--- ENTRIES ---
╭──

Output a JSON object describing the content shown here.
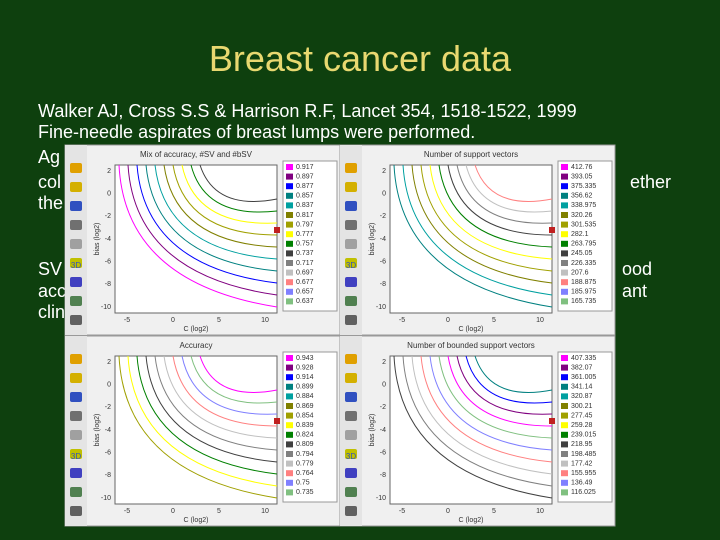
{
  "title": "Breast cancer data",
  "text_fragments": [
    "Walker AJ, Cross S.S & Harrison R.F, Lancet 354, 1518-1522, 1999",
    "Fine-needle aspirates of breast lumps were performed.",
    "Ag",
    "col",
    "ether",
    "the",
    "SV",
    "ood",
    "acc",
    "ant",
    "clin"
  ],
  "panels": [
    {
      "title": "Mix of accuracy, #SV and #bSV",
      "x_label": "C (log2)",
      "y_label": "bias (log2)",
      "toolbar_label": "3D",
      "x_ticks": [
        "-5",
        "0",
        "5",
        "10"
      ],
      "y_ticks": [
        "2",
        "0",
        "-2",
        "-4",
        "-6",
        "-8",
        "-10"
      ],
      "legend": [
        "0.917",
        "0.897",
        "0.877",
        "0.857",
        "0.837",
        "0.817",
        "0.797",
        "0.777",
        "0.757",
        "0.737",
        "0.717",
        "0.697",
        "0.677",
        "0.657",
        "0.637"
      ]
    },
    {
      "title": "Number of support vectors",
      "x_label": "C (log2)",
      "y_label": "bias (log2)",
      "toolbar_label": "3D",
      "x_ticks": [
        "-5",
        "0",
        "5",
        "10"
      ],
      "y_ticks": [
        "2",
        "0",
        "-2",
        "-4",
        "-6",
        "-8",
        "-10"
      ],
      "legend": [
        "412.76",
        "393.05",
        "375.335",
        "356.62",
        "338.975",
        "320.26",
        "301.535",
        "282.1",
        "263.795",
        "245.05",
        "226.335",
        "207.6",
        "188.875",
        "185.975",
        "165.735"
      ]
    },
    {
      "title": "Accuracy",
      "x_label": "C (log2)",
      "y_label": "bias (log2)",
      "toolbar_label": "3D",
      "x_ticks": [
        "-5",
        "0",
        "5",
        "10"
      ],
      "y_ticks": [
        "2",
        "0",
        "-2",
        "-4",
        "-6",
        "-8",
        "-10"
      ],
      "legend": [
        "0.943",
        "0.928",
        "0.914",
        "0.899",
        "0.884",
        "0.869",
        "0.854",
        "0.839",
        "0.824",
        "0.809",
        "0.794",
        "0.779",
        "0.764",
        "0.75",
        "0.735"
      ]
    },
    {
      "title": "Number of bounded support vectors",
      "x_label": "C (log2)",
      "y_label": "bias (log2)",
      "toolbar_label": "3D",
      "x_ticks": [
        "-5",
        "0",
        "5",
        "10"
      ],
      "y_ticks": [
        "2",
        "0",
        "-2",
        "-4",
        "-6",
        "-8",
        "-10"
      ],
      "legend": [
        "407.335",
        "382.07",
        "361.005",
        "341.14",
        "320.87",
        "300.21",
        "277.45",
        "259.28",
        "239.015",
        "218.95",
        "198.485",
        "177.42",
        "155.955",
        "136.49",
        "116.025"
      ]
    }
  ]
}
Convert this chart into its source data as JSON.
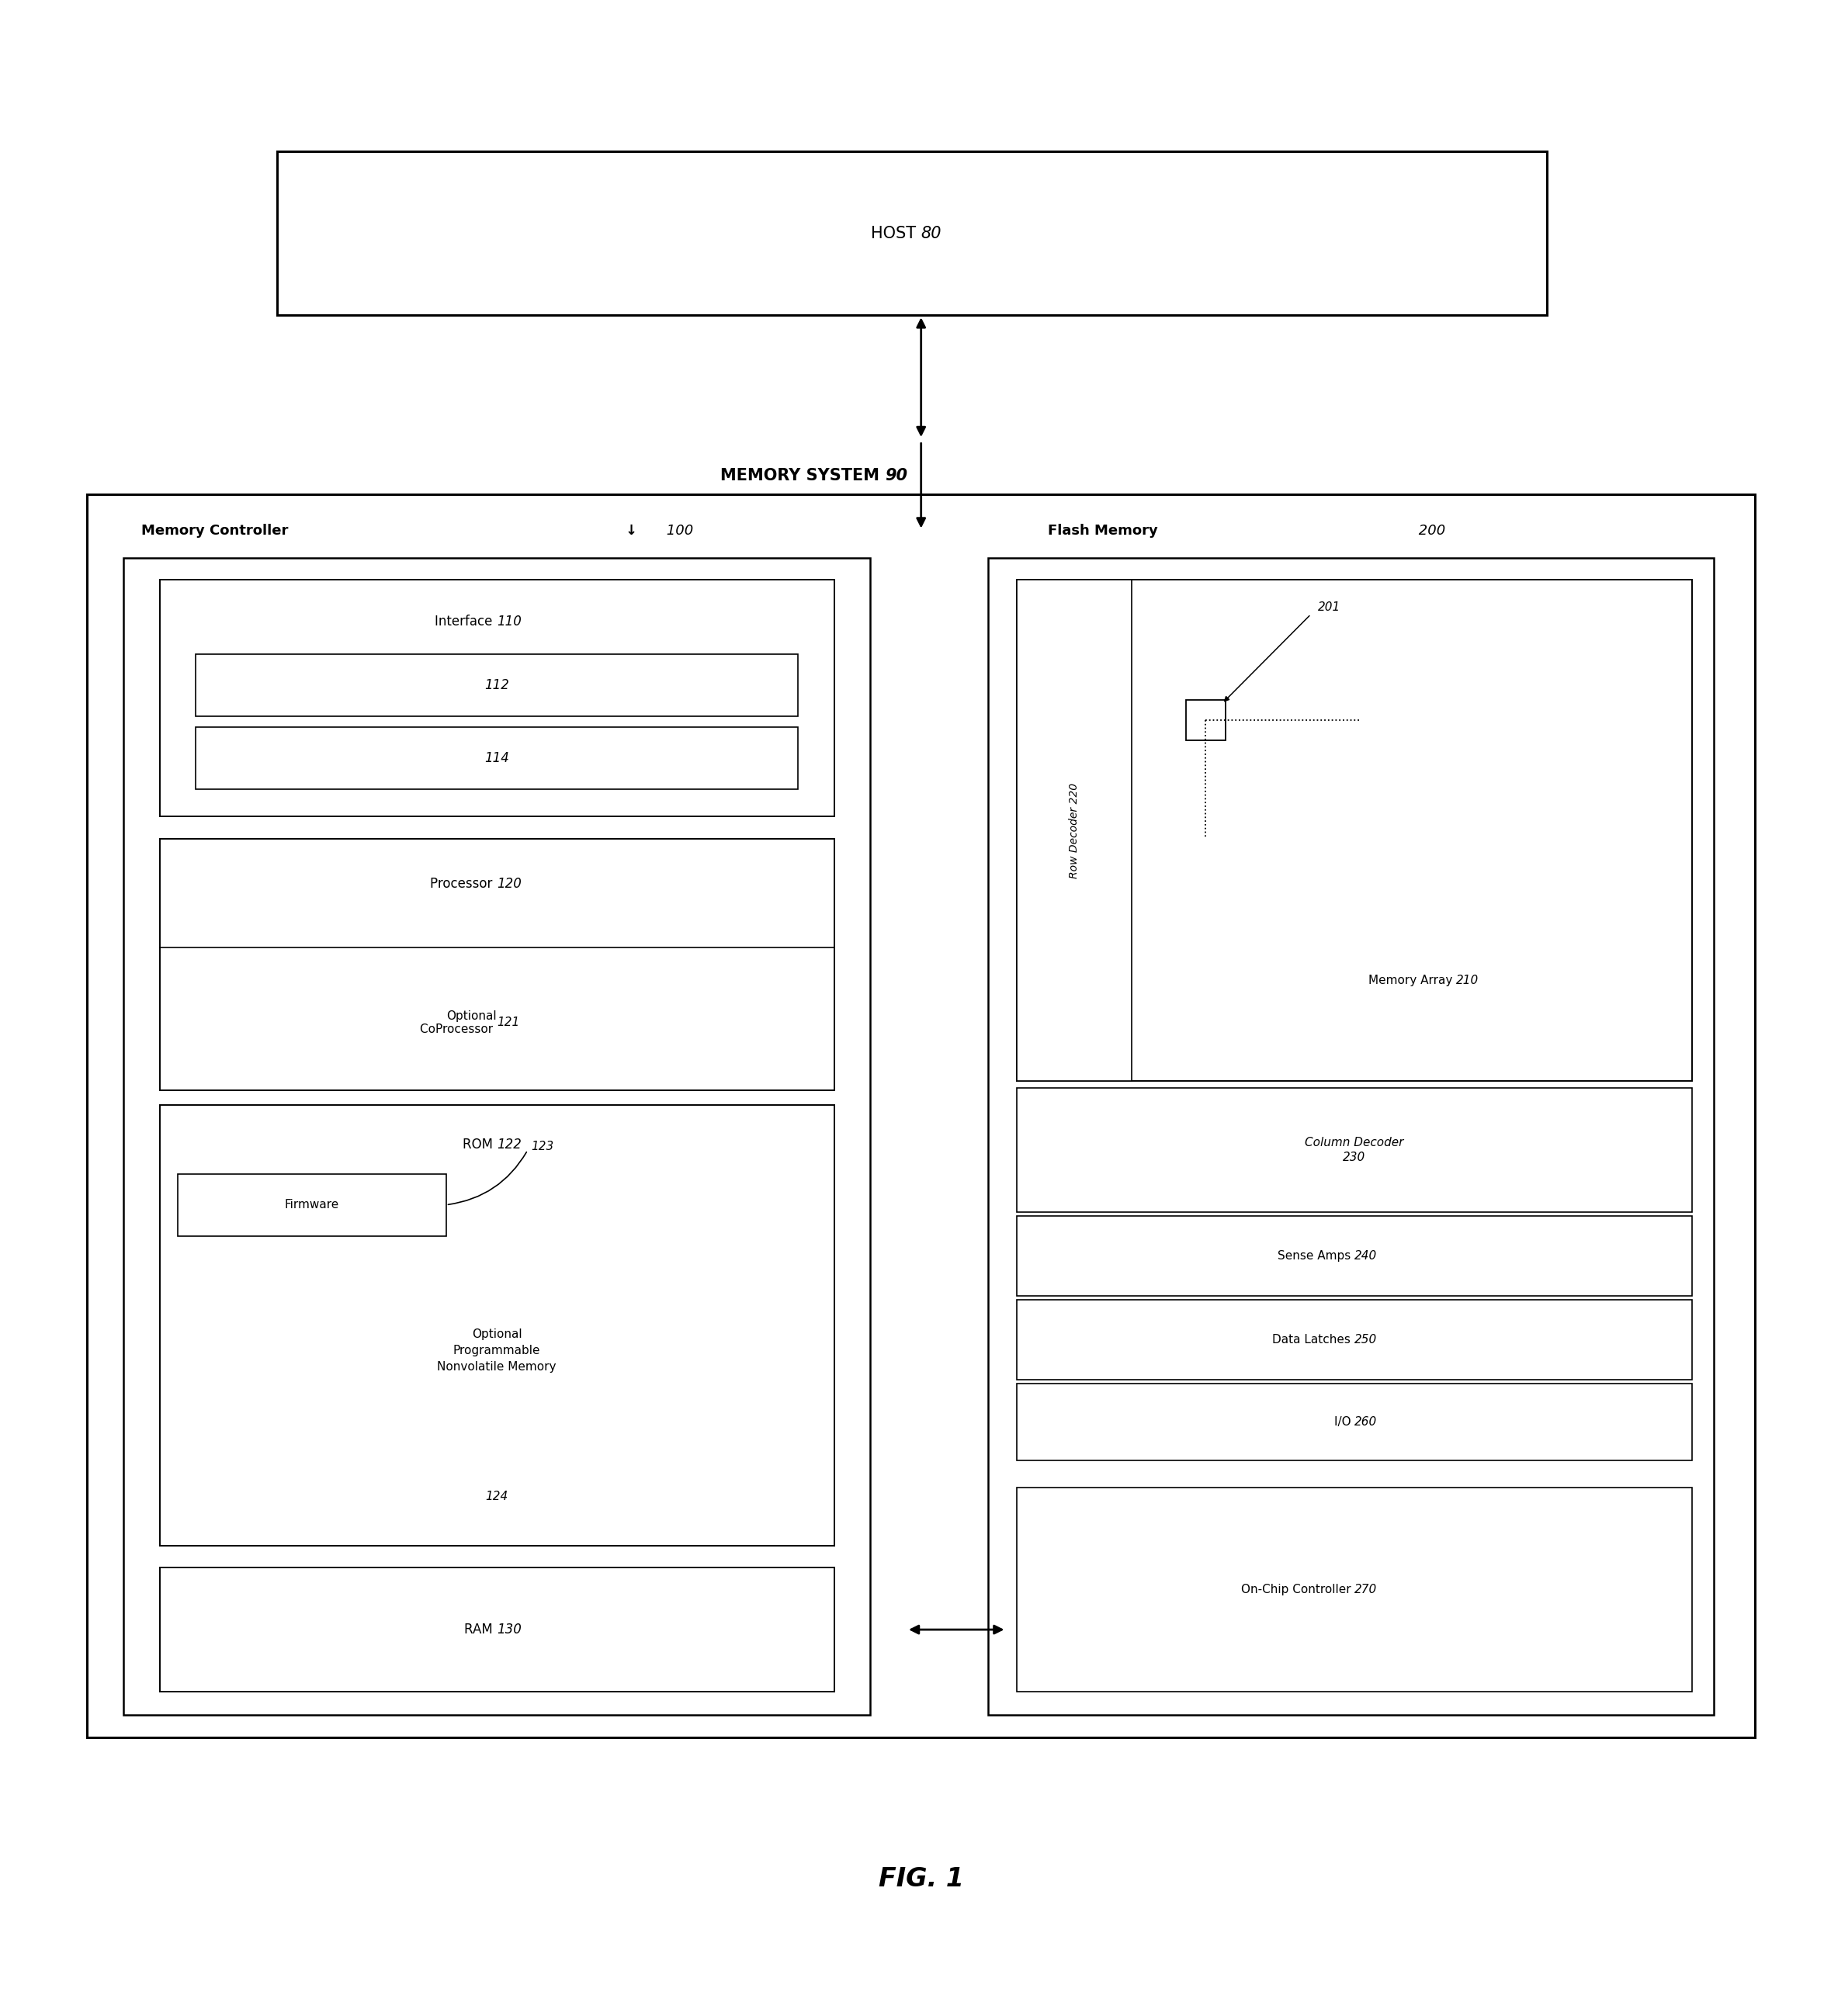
{
  "bg_color": "#ffffff",
  "fig_width": 23.5,
  "fig_height": 25.98,
  "host_label": "HOST",
  "host_num": "80",
  "memory_system_label": "MEMORY SYSTEM",
  "memory_system_num": "90",
  "memory_controller_label": "Memory Controller",
  "memory_controller_num": "100",
  "flash_memory_label": "Flash Memory",
  "flash_memory_num": "200",
  "interface_label": "Interface",
  "interface_num": "110",
  "box112": "112",
  "box114": "114",
  "processor_label": "Processor",
  "processor_num": "120",
  "coprocessor_label": "Optional\nCoProcessor",
  "coprocessor_num": "121",
  "rom_label": "ROM",
  "rom_num": "122",
  "firmware_label": "Firmware",
  "firmware_num": "123",
  "nonvol_label": "Optional\nProgrammable\nNonvolatile Memory",
  "nonvol_num": "124",
  "ram_label": "RAM",
  "ram_num": "130",
  "row_decoder_label": "Row Decoder",
  "row_decoder_num": "220",
  "memory_array_label": "Memory Array",
  "memory_array_num": "210",
  "cell_num": "201",
  "column_decoder_label": "Column Decoder",
  "column_decoder_num": "230",
  "sense_amps_label": "Sense Amps",
  "sense_amps_num": "240",
  "data_latches_label": "Data Latches",
  "data_latches_num": "250",
  "io_label": "I/O",
  "io_num": "260",
  "on_chip_label": "On-Chip Controller",
  "on_chip_num": "270",
  "fig_title": "FIG. 1"
}
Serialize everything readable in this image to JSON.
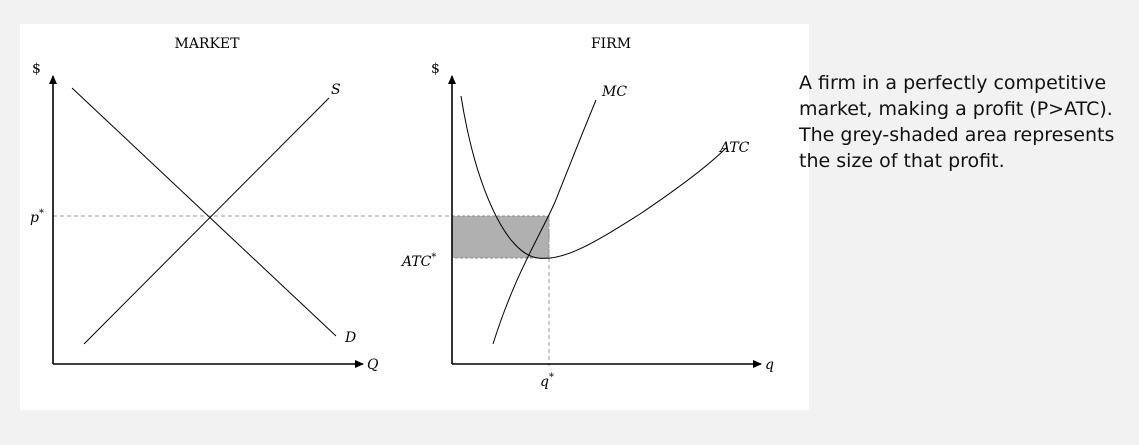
{
  "market": {
    "title": "MARKET",
    "y_axis_label": "$",
    "x_axis_label": "Q",
    "supply_label": "S",
    "demand_label": "D",
    "price_label": "p",
    "price_superscript": "*"
  },
  "firm": {
    "title": "FIRM",
    "y_axis_label": "$",
    "x_axis_label": "q",
    "mc_label": "MC",
    "atc_label": "ATC",
    "atc_star_label": "ATC",
    "atc_star_superscript": "*",
    "q_star_label": "q",
    "q_star_superscript": "*"
  },
  "caption": {
    "line1": "A firm in a perfectly competitive",
    "line2": "market, making a profit (P>ATC).",
    "line3": "The grey-shaded area represents",
    "line4": "the size of that profit."
  },
  "colors": {
    "profit_area": "#b0b0b0",
    "axis": "#000000",
    "guide_line": "#999999",
    "page_background": "#f2f2f2",
    "panel_background": "#ffffff"
  }
}
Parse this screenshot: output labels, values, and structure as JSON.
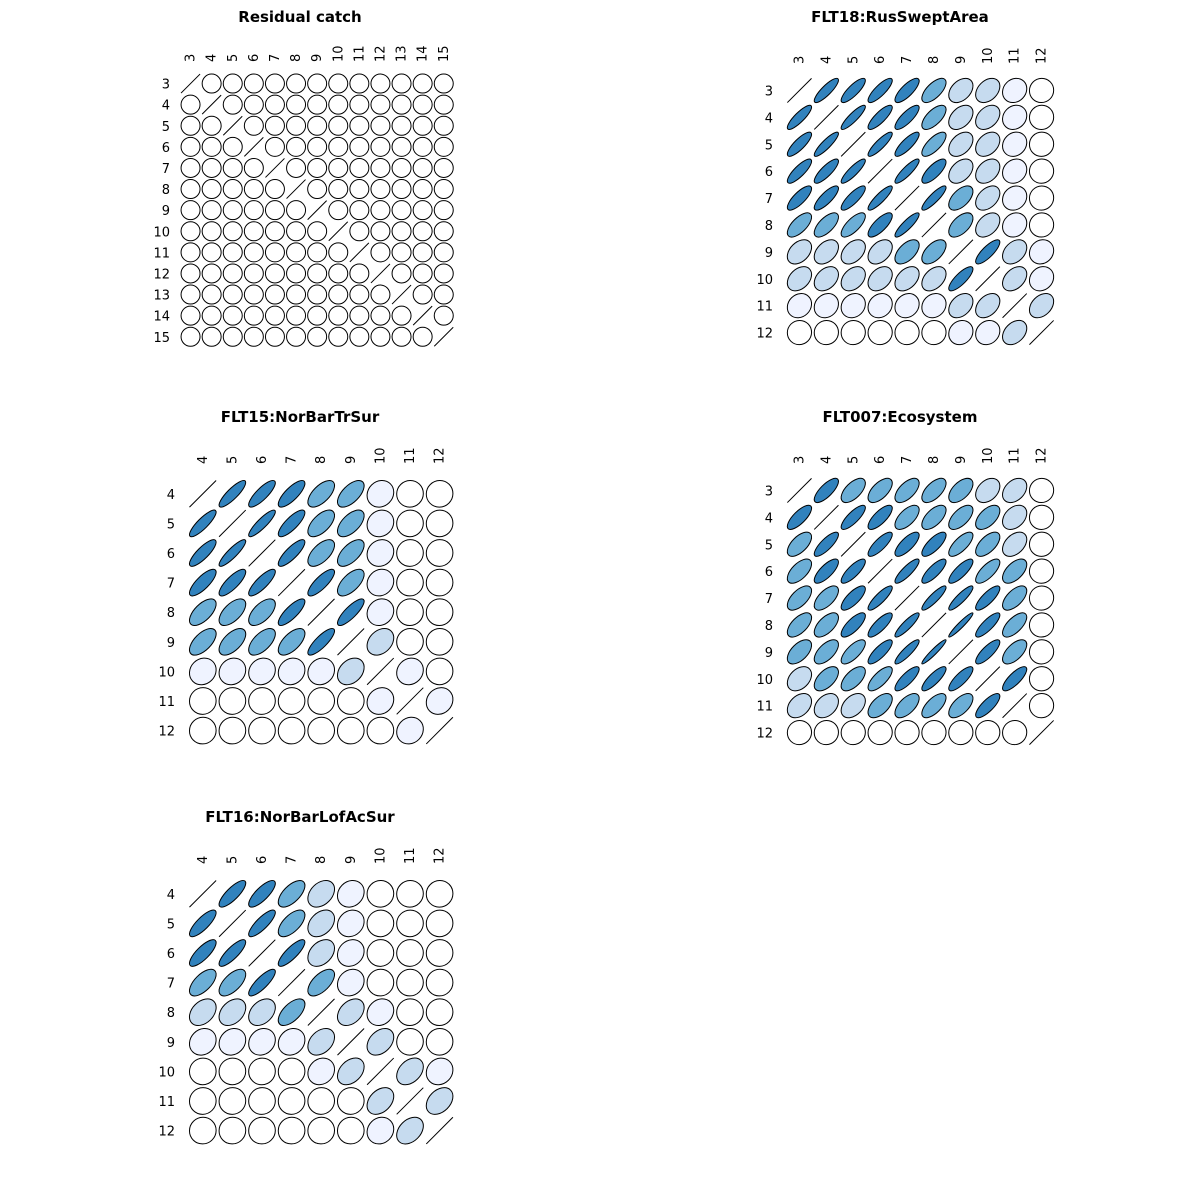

╰──

--- TASK TO CARRY OUT ---
Your task is to copy the entries in full and exactly, without any images.

--- SOLUTION ---
Output a JSON object describing the content shown here.
{
  "title": "Breast cancer data",
  "text_fragments": [
    "Walker AJ, Cross S.S & Harrison R.F, Lancet 354, 1518-1522, 1999",
    "Fine-needle aspirates of breast lumps were performed.",
    "Ag",
    "col",
    "ether",
    "the",
    "SV",
    "ood",
    "acc",
    "ant",
    "clin"
  ],
  "panels": [
    {
      "title": "Mix of accuracy, #SV and #bSV",
      "x_label": "C (log2)",
      "y_label": "bias (log2)",
      "toolbar_label": "3D",
      "x_ticks": [
        "-5",
        "0",
        "5",
        "10"
      ],
      "y_ticks": [
        "2",
        "0",
        "-2",
        "-4",
        "-6",
        "-8",
        "-10"
      ],
      "legend": [
        "0.917",
        "0.897",
        "0.877",
        "0.857",
        "0.837",
        "0.817",
        "0.797",
        "0.777",
        "0.757",
        "0.737",
        "0.717",
        "0.697",
        "0.677",
        "0.657",
        "0.637"
      ]
    },
    {
      "title": "Number of support vectors",
      "x_label": "C (log2)",
      "y_label": "bias (log2)",
      "toolbar_label": "3D",
      "x_ticks": [
        "-5",
        "0",
        "5",
        "10"
      ],
      "y_ticks": [
        "2",
        "0",
        "-2",
        "-4",
        "-6",
        "-8",
        "-10"
      ],
      "legend": [
        "412.76",
        "393.05",
        "375.335",
        "356.62",
        "338.975",
        "320.26",
        "301.535",
        "282.1",
        "263.795",
        "245.05",
        "226.335",
        "207.6",
        "188.875",
        "185.975",
        "165.735"
      ]
    },
    {
      "title": "Accuracy",
      "x_label": "C (log2)",
      "y_label": "bias (log2)",
      "toolbar_label": "3D",
      "x_ticks": [
        "-5",
        "0",
        "5",
        "10"
      ],
      "y_ticks": [
        "2",
        "0",
        "-2",
        "-4",
        "-6",
        "-8",
        "-10"
      ],
      "legend": [
        "0.943",
        "0.928",
        "0.914",
        "0.899",
        "0.884",
        "0.869",
        "0.854",
        "0.839",
        "0.824",
        "0.809",
        "0.794",
        "0.779",
        "0.764",
        "0.75",
        "0.735"
      ]
    },
    {
      "title": "Number of bounded support vectors",
      "x_label": "C (log2)",
      "y_label": "bias (log2)",
      "toolbar_label": "3D",
      "x_ticks": [
        "-5",
        "0",
        "5",
        "10"
      ],
      "y_ticks": [
        "2",
        "0",
        "-2",
        "-4",
        "-6",
        "-8",
        "-10"
      ],
      "legend": [
        "407.335",
        "382.07",
        "361.005",
        "341.14",
        "320.87",
        "300.21",
        "277.45",
        "259.28",
        "239.015",
        "218.95",
        "198.485",
        "177.42",
        "155.955",
        "136.49",
        "116.025"
      ]
    }
  ]
}
Convert this chart into its source data as JSON.
{
  "bg_color": "#ffffff",
  "fig_width": 23.5,
  "fig_height": 25.98,
  "host_label": "HOST",
  "host_num": "80",
  "memory_system_label": "MEMORY SYSTEM",
  "memory_system_num": "90",
  "memory_controller_label": "Memory Controller",
  "memory_controller_num": "100",
  "flash_memory_label": "Flash Memory",
  "flash_memory_num": "200",
  "interface_label": "Interface",
  "interface_num": "110",
  "box112": "112",
  "box114": "114",
  "processor_label": "Processor",
  "processor_num": "120",
  "coprocessor_label": "Optional\nCoProcessor",
  "coprocessor_num": "121",
  "rom_label": "ROM",
  "rom_num": "122",
  "firmware_label": "Firmware",
  "firmware_num": "123",
  "nonvol_label": "Optional\nProgrammable\nNonvolatile Memory",
  "nonvol_num": "124",
  "ram_label": "RAM",
  "ram_num": "130",
  "row_decoder_label": "Row Decoder",
  "row_decoder_num": "220",
  "memory_array_label": "Memory Array",
  "memory_array_num": "210",
  "cell_num": "201",
  "column_decoder_label": "Column Decoder",
  "column_decoder_num": "230",
  "sense_amps_label": "Sense Amps",
  "sense_amps_num": "240",
  "data_latches_label": "Data Latches",
  "data_latches_num": "250",
  "io_label": "I/O",
  "io_num": "260",
  "on_chip_label": "On-Chip Controller",
  "on_chip_num": "270",
  "fig_title": "FIG. 1"
}
Serialize everything readable in this image to JSON.
{
  "market": {
    "title": "MARKET",
    "y_axis_label": "$",
    "x_axis_label": "Q",
    "supply_label": "S",
    "demand_label": "D",
    "price_label": "p",
    "price_superscript": "*"
  },
  "firm": {
    "title": "FIRM",
    "y_axis_label": "$",
    "x_axis_label": "q",
    "mc_label": "MC",
    "atc_label": "ATC",
    "atc_star_label": "ATC",
    "atc_star_superscript": "*",
    "q_star_label": "q",
    "q_star_superscript": "*"
  },
  "caption": {
    "line1": "A firm in a perfectly competitive",
    "line2": "market, making a profit (P>ATC).",
    "line3": "The grey-shaded area represents",
    "line4": "the size of that profit."
  },
  "colors": {
    "profit_area": "#b0b0b0",
    "axis": "#000000",
    "guide_line": "#999999",
    "page_background": "#f2f2f2",
    "panel_background": "#ffffff"
  }
}
Parse this screenshot: output labels, values, and structure as JSON.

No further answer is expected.